What is needed: Scan the material and copy every line in which "spectrum" appears.

Record set:

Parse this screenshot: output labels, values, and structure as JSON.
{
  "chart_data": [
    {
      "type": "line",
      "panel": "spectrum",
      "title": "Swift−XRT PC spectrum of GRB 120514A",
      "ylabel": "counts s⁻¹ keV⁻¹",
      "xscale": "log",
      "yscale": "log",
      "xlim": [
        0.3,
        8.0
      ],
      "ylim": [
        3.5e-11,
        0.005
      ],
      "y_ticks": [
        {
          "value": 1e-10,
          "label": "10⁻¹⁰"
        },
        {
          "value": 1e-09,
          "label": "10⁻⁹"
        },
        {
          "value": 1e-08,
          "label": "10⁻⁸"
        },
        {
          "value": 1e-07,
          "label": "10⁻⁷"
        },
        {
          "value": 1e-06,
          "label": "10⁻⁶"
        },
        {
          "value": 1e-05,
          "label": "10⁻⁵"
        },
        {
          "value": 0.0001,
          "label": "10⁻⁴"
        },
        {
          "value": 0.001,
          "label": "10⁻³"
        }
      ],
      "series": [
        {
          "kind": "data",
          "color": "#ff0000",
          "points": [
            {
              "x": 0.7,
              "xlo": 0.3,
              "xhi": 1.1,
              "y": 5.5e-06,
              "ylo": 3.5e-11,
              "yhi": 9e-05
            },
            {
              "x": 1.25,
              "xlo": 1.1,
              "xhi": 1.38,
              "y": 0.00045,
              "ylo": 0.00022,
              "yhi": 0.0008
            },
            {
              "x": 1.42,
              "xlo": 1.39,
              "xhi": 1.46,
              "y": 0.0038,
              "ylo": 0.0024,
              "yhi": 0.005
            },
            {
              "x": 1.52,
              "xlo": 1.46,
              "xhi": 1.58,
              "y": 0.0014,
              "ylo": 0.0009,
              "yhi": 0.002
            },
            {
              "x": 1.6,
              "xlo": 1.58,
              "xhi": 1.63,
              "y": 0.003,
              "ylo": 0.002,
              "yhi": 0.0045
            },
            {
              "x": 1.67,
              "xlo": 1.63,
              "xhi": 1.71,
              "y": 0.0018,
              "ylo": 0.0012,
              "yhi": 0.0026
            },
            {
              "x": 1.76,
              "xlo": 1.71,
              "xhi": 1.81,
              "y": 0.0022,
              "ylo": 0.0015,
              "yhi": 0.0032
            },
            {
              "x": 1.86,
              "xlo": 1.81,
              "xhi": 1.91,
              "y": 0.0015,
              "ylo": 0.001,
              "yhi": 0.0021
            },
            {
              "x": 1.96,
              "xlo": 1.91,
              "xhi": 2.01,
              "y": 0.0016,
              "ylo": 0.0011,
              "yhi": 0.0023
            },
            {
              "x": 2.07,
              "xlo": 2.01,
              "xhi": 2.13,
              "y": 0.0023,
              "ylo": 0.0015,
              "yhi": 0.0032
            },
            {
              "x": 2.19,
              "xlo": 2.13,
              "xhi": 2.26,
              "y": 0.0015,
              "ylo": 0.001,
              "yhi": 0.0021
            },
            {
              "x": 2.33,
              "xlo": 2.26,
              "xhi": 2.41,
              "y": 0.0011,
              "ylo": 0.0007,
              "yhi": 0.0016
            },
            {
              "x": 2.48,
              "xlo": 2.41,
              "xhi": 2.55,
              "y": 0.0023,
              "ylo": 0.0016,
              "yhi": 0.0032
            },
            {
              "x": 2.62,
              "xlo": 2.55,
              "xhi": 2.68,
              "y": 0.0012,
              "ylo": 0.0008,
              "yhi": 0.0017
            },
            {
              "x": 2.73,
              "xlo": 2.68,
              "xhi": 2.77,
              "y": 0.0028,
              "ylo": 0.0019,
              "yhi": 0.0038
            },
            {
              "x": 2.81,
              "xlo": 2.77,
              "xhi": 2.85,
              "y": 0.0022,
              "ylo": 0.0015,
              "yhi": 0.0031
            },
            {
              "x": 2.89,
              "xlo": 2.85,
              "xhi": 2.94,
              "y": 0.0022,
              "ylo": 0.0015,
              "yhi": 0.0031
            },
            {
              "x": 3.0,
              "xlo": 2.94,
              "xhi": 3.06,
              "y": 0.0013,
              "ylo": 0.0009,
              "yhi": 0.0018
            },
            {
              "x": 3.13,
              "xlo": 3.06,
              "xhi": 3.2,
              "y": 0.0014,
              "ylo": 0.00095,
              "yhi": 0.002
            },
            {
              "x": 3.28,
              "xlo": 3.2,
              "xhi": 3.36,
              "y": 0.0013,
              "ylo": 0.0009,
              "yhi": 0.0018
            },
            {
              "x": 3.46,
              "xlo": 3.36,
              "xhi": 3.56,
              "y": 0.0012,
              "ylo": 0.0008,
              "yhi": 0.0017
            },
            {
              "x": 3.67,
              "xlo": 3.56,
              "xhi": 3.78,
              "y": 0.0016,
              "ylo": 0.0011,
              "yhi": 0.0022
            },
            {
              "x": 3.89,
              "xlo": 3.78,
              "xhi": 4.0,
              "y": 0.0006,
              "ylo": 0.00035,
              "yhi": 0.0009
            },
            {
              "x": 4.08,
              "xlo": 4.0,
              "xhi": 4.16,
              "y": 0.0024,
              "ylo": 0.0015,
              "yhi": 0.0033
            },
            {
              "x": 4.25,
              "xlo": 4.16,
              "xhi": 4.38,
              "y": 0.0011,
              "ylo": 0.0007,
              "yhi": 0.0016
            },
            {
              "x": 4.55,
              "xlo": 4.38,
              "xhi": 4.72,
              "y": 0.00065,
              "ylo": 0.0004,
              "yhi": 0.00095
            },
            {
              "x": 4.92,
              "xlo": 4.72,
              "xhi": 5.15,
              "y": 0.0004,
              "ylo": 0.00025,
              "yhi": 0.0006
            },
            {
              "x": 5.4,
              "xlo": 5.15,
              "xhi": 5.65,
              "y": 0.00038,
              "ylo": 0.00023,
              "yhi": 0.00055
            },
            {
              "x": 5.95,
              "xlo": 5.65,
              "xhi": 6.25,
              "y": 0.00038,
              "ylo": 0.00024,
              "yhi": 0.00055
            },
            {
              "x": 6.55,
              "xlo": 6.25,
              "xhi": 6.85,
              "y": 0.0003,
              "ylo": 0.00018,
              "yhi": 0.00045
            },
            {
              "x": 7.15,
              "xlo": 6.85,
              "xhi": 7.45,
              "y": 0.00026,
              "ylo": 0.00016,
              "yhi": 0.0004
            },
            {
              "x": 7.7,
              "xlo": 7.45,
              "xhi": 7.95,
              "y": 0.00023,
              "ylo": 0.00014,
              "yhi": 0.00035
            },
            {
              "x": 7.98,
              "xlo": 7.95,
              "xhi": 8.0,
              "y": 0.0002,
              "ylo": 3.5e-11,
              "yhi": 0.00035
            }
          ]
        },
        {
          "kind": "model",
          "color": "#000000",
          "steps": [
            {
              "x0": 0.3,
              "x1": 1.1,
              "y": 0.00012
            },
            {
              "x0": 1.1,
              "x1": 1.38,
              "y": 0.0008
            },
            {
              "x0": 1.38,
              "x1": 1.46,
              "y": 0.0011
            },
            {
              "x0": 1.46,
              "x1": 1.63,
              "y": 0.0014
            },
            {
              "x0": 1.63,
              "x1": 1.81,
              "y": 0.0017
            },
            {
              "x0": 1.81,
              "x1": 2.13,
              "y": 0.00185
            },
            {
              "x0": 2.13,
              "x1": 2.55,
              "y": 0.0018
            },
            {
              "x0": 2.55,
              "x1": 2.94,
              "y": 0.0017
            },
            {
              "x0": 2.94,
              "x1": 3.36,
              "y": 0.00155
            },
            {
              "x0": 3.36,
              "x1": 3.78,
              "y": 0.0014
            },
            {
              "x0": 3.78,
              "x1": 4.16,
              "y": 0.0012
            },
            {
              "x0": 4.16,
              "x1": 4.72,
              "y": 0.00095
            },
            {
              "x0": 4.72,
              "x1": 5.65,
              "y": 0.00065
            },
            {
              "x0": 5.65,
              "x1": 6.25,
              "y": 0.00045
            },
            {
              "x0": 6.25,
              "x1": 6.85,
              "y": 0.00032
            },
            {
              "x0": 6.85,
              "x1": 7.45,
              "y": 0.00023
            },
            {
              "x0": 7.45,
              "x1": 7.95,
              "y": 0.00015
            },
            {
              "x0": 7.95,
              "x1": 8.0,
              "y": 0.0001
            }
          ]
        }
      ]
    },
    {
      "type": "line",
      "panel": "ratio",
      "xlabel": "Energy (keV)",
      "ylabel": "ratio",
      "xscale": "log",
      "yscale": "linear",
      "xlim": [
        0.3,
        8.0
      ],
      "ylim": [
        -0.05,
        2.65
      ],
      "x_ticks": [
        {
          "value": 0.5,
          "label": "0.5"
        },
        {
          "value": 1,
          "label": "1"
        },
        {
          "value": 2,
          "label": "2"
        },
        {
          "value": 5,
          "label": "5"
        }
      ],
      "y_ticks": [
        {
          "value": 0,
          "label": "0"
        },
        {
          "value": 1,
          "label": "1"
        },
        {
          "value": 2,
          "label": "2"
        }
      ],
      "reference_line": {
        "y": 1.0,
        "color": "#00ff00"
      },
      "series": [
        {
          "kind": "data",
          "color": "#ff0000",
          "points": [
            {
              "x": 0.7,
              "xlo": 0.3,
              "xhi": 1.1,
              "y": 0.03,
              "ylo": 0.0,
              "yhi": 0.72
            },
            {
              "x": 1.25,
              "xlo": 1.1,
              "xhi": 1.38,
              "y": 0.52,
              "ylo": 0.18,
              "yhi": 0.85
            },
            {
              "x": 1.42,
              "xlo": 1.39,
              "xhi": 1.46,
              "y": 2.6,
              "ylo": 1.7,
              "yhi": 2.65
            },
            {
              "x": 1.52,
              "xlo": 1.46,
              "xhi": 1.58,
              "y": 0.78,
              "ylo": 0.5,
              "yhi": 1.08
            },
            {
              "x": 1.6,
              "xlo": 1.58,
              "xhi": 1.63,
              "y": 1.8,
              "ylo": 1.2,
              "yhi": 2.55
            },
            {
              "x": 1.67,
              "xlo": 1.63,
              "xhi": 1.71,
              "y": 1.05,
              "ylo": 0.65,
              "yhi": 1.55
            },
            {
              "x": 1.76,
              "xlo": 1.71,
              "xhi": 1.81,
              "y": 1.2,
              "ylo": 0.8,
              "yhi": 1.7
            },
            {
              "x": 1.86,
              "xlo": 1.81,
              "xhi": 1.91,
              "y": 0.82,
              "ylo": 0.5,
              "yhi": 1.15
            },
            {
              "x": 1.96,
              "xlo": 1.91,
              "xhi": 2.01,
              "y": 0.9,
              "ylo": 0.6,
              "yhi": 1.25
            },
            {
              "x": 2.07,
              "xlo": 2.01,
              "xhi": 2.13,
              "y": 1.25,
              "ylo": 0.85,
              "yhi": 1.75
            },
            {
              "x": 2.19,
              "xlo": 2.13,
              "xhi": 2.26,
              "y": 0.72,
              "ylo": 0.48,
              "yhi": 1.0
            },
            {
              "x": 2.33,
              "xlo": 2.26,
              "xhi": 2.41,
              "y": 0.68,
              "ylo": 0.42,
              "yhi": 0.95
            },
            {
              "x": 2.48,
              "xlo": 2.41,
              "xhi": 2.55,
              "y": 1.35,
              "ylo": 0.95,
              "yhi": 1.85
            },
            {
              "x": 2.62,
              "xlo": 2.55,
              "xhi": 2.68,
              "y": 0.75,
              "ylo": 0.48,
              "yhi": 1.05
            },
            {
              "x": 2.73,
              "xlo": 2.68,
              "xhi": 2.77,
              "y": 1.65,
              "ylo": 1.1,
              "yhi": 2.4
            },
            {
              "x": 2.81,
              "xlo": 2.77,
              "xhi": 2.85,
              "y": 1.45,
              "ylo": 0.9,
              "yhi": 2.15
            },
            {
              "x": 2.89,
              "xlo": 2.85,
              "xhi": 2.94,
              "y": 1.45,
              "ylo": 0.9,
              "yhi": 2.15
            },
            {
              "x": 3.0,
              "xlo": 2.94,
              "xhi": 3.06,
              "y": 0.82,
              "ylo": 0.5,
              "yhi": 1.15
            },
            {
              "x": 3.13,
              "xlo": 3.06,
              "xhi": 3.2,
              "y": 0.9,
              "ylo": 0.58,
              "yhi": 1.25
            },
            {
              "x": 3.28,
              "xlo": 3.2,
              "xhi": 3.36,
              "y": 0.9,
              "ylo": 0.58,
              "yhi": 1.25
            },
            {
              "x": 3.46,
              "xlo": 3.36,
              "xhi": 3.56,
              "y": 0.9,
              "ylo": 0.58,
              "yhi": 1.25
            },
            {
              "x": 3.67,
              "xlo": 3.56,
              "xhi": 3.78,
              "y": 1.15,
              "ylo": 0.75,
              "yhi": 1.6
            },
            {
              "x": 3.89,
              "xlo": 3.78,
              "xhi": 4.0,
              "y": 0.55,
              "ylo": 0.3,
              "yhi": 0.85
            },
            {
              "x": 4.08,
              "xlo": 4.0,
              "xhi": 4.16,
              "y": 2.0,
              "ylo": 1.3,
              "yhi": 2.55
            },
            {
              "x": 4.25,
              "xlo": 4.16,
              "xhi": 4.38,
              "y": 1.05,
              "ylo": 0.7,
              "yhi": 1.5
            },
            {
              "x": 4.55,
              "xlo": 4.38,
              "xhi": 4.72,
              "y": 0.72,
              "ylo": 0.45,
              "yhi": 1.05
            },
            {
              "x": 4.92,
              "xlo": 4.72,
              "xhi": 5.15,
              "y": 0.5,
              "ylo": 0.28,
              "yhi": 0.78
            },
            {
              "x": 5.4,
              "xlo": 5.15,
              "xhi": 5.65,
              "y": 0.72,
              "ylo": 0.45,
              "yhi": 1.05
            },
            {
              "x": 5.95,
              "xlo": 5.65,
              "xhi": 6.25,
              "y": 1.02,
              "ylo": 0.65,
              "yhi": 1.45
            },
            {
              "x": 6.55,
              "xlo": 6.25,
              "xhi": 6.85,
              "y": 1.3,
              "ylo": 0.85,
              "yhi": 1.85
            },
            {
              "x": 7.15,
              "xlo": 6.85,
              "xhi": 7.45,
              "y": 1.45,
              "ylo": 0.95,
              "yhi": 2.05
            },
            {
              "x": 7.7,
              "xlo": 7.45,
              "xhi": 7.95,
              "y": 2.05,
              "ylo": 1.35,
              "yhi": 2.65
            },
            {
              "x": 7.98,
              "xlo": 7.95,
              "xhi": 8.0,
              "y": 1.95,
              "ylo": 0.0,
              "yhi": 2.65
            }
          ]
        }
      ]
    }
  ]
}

Result:
      "panel": "spectrum",
      "title": "Swift−XRT PC spectrum of GRB 120514A",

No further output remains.